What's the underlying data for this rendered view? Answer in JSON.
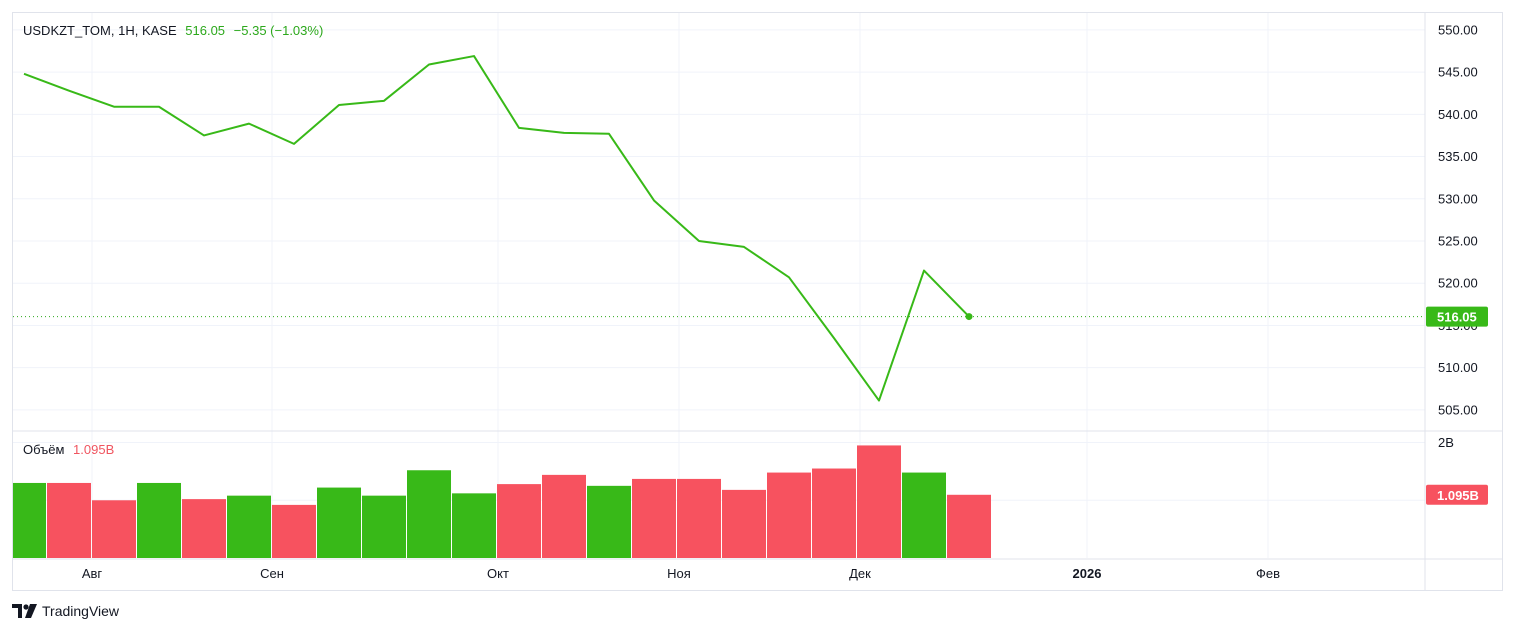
{
  "header": {
    "symbol": "USDKZT_TOM, 1H, KASE",
    "last_price": "516.05",
    "change": "−5.35 (−1.03%)"
  },
  "volume_legend": {
    "label": "Объём",
    "value": "1.095B"
  },
  "brand": {
    "name": "TradingView",
    "icon": "tradingview-logo-icon"
  },
  "colors": {
    "up": "#2ca81b",
    "down": "#f05560",
    "up_bar": "#38b918",
    "down_bar": "#f7525f",
    "grid": "#f0f3fa",
    "separator": "#e0e3eb"
  },
  "chart_data": [
    {
      "type": "line",
      "name": "price",
      "x_ticks": [
        "Авг",
        "Сен",
        "Окт",
        "Ноя",
        "Дек",
        "2026",
        "Фев"
      ],
      "y_ticks": [
        "550.00",
        "545.00",
        "540.00",
        "535.00",
        "530.00",
        "525.00",
        "520.00",
        "515.00",
        "510.00",
        "505.00"
      ],
      "ylim": [
        502.5,
        552
      ],
      "values": [
        544.8,
        542.8,
        540.9,
        540.9,
        537.5,
        538.9,
        536.5,
        541.1,
        541.6,
        545.9,
        546.9,
        538.4,
        537.8,
        537.7,
        529.8,
        525.0,
        524.3,
        520.7,
        513.5,
        506.1,
        521.5,
        516.05
      ],
      "last_value": "516.05",
      "last_value_line": "dotted"
    },
    {
      "type": "bar",
      "name": "volume",
      "y_ticks": [
        "2B"
      ],
      "ylim": [
        0,
        2.2
      ],
      "last_value": "1.095B",
      "values": [
        1.3,
        1.3,
        1.0,
        1.3,
        1.02,
        1.08,
        0.92,
        1.22,
        1.08,
        1.52,
        1.12,
        1.28,
        1.44,
        1.25,
        1.37,
        1.37,
        1.18,
        1.48,
        1.55,
        1.95,
        1.48,
        1.095
      ],
      "directions": [
        "up",
        "down",
        "down",
        "up",
        "down",
        "up",
        "down",
        "up",
        "up",
        "up",
        "up",
        "down",
        "down",
        "up",
        "down",
        "down",
        "down",
        "down",
        "down",
        "down",
        "up",
        "down"
      ]
    }
  ]
}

------------------------------------------------

### GOAL
Leave out every picture and copy the rest of the records exactly.

### SOLUTION TO THE EXERCISE
What's the underlying data for this rendered view? Answer in JSON.
{
  "header": {
    "symbol": "USDKZT_TOM, 1H, KASE",
    "last_price": "516.05",
    "change": "−5.35 (−1.03%)"
  },
  "volume_legend": {
    "label": "Объём",
    "value": "1.095B"
  },
  "brand": {
    "name": "TradingView",
    "icon": "tradingview-logo-icon"
  },
  "colors": {
    "up": "#2ca81b",
    "down": "#f05560",
    "up_bar": "#38b918",
    "down_bar": "#f7525f",
    "grid": "#f0f3fa",
    "separator": "#e0e3eb"
  },
  "chart_data": [
    {
      "type": "line",
      "name": "price",
      "x_ticks": [
        "Авг",
        "Сен",
        "Окт",
        "Ноя",
        "Дек",
        "2026",
        "Фев"
      ],
      "y_ticks": [
        "550.00",
        "545.00",
        "540.00",
        "535.00",
        "530.00",
        "525.00",
        "520.00",
        "515.00",
        "510.00",
        "505.00"
      ],
      "ylim": [
        502.5,
        552
      ],
      "values": [
        544.8,
        542.8,
        540.9,
        540.9,
        537.5,
        538.9,
        536.5,
        541.1,
        541.6,
        545.9,
        546.9,
        538.4,
        537.8,
        537.7,
        529.8,
        525.0,
        524.3,
        520.7,
        513.5,
        506.1,
        521.5,
        516.05
      ],
      "last_value": "516.05",
      "last_value_line": "dotted"
    },
    {
      "type": "bar",
      "name": "volume",
      "y_ticks": [
        "2B"
      ],
      "ylim": [
        0,
        2.2
      ],
      "last_value": "1.095B",
      "values": [
        1.3,
        1.3,
        1.0,
        1.3,
        1.02,
        1.08,
        0.92,
        1.22,
        1.08,
        1.52,
        1.12,
        1.28,
        1.44,
        1.25,
        1.37,
        1.37,
        1.18,
        1.48,
        1.55,
        1.95,
        1.48,
        1.095
      ],
      "directions": [
        "up",
        "down",
        "down",
        "up",
        "down",
        "up",
        "down",
        "up",
        "up",
        "up",
        "up",
        "down",
        "down",
        "up",
        "down",
        "down",
        "down",
        "down",
        "down",
        "down",
        "up",
        "down"
      ]
    }
  ]
}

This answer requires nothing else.